(Dataset listings of figures)
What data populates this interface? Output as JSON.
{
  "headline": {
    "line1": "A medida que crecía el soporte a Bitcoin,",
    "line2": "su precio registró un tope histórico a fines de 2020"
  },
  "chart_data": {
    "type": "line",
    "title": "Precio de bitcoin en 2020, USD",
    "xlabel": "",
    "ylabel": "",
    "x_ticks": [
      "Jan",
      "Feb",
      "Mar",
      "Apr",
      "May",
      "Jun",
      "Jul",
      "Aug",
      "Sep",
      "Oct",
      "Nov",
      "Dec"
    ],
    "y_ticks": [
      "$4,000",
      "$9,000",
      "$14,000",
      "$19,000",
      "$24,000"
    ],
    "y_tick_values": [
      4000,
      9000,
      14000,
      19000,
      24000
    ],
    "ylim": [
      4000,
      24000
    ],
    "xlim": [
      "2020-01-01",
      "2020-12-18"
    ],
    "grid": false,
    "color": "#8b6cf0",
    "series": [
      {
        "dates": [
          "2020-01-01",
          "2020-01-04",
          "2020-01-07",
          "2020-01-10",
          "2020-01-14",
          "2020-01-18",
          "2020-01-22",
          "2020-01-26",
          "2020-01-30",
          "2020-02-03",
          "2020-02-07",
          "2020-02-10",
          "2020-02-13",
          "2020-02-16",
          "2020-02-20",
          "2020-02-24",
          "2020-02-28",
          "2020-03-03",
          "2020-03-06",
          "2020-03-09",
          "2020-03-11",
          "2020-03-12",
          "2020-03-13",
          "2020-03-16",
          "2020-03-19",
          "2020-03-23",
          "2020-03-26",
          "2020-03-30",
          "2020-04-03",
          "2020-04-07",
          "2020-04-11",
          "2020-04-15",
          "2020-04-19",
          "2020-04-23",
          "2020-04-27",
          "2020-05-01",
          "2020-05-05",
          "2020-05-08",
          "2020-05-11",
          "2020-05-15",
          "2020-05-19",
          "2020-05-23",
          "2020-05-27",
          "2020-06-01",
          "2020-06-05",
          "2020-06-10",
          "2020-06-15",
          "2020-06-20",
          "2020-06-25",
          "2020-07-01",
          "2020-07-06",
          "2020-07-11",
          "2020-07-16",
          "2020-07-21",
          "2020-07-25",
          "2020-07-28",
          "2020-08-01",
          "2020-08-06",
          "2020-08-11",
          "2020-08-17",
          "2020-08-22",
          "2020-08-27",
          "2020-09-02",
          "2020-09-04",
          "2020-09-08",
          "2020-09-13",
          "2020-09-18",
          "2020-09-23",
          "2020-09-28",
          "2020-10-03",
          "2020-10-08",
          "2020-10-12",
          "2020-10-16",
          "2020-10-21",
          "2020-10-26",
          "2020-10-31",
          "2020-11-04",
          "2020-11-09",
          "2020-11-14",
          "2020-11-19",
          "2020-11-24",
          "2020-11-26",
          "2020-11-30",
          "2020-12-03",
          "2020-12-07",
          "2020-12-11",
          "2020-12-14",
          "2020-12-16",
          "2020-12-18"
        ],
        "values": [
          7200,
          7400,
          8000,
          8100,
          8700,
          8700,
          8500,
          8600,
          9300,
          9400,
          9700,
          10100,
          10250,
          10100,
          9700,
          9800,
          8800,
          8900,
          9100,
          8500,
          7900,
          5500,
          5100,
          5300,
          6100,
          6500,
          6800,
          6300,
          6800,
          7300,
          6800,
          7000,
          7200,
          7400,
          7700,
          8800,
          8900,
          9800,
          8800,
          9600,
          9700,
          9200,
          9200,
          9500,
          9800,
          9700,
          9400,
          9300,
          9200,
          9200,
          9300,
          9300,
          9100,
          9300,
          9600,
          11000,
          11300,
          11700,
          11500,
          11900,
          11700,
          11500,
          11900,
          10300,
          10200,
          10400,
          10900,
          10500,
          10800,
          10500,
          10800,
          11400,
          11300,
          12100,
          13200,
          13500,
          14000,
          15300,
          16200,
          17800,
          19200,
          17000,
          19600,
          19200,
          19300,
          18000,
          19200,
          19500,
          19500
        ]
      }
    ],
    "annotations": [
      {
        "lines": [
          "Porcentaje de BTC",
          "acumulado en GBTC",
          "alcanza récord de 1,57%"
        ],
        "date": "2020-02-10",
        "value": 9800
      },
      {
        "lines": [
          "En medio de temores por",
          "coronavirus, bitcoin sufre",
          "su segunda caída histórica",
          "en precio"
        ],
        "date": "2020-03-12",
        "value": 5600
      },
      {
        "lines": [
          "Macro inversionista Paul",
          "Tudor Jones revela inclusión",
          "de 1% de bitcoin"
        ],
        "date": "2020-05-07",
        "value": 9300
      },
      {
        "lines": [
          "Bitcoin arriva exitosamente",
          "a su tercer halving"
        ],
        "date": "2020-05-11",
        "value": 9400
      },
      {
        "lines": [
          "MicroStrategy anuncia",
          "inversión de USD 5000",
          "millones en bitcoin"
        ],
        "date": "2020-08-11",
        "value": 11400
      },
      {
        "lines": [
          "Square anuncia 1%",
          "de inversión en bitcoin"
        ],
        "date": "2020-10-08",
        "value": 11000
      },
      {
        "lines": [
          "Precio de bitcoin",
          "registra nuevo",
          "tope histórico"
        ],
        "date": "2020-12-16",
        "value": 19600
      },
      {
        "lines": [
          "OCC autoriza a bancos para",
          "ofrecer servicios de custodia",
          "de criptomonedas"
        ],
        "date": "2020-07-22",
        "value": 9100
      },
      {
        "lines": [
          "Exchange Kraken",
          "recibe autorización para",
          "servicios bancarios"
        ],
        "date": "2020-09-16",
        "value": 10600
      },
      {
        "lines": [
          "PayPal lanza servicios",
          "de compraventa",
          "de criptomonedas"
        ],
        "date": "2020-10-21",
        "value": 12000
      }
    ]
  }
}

● WHAT TO WORK ON: Tell how many lines above contain the word "anuncia". Give the number alone.

● RESULT BELOW: 2